What you have to do – Please give the count of lines holding the string "this" and nothing besides.

========================================================================

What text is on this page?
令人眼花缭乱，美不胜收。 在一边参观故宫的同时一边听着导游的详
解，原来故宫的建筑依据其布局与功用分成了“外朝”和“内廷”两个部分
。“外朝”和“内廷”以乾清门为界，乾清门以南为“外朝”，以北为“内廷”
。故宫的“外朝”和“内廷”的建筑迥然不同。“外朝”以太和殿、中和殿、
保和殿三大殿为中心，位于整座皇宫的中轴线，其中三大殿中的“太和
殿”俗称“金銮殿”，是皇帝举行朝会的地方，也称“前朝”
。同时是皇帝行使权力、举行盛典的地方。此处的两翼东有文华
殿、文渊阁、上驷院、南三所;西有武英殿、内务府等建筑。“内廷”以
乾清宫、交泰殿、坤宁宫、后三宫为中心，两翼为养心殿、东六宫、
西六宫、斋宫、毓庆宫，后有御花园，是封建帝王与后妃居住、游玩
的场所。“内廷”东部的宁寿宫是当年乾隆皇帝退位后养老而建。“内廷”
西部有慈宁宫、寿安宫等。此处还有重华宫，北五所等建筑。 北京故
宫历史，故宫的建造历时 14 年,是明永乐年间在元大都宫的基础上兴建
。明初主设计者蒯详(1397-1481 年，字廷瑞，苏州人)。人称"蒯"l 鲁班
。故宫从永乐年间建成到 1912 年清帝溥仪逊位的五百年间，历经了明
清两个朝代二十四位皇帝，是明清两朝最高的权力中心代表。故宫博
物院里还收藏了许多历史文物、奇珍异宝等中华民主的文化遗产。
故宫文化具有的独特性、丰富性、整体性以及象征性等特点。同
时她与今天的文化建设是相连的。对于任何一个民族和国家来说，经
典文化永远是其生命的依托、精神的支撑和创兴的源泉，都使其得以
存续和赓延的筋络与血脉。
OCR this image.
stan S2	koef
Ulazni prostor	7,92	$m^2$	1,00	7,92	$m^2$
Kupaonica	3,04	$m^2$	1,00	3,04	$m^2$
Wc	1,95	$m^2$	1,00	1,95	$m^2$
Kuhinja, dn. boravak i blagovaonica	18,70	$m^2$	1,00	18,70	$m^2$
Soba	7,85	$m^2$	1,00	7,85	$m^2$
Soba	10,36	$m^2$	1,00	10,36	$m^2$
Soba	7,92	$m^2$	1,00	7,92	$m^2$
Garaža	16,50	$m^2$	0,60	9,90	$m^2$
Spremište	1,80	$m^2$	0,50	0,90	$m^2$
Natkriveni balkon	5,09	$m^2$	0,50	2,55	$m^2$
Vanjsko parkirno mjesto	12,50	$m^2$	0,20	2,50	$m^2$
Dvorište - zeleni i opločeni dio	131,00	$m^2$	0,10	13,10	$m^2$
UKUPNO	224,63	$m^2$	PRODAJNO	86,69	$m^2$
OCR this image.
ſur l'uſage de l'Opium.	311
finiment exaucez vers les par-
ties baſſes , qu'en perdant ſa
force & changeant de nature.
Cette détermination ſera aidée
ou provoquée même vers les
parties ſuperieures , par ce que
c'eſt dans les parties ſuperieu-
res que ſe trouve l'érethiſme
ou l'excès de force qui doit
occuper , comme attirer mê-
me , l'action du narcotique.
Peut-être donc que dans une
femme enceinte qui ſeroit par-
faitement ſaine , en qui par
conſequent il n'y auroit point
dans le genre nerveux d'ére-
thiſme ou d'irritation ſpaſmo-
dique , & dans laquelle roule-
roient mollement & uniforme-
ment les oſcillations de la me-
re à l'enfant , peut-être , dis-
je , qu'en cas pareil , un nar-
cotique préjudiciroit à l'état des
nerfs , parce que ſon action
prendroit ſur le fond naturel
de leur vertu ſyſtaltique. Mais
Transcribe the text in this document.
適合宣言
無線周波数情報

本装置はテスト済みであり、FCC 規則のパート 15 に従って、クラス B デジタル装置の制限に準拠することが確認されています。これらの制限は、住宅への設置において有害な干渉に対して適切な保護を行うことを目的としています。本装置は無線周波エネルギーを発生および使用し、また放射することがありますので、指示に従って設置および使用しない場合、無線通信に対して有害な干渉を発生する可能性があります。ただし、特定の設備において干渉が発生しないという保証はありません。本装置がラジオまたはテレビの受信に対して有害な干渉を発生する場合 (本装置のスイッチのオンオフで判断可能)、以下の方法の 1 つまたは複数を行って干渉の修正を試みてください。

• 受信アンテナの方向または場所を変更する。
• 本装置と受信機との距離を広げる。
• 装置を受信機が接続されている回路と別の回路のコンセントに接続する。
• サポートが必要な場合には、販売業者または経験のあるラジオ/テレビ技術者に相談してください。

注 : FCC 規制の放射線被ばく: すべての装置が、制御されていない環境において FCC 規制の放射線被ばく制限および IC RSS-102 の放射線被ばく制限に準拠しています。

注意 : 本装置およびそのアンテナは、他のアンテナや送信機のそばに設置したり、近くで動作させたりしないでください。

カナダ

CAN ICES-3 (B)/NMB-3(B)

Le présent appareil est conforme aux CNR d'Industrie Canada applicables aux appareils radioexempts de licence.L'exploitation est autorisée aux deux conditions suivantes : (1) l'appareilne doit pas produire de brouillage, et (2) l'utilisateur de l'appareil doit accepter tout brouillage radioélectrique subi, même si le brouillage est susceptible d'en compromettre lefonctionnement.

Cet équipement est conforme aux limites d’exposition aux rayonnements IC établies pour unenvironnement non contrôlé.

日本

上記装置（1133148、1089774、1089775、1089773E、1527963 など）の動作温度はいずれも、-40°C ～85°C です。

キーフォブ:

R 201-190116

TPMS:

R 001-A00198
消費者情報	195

========================================================================

Complete output – 4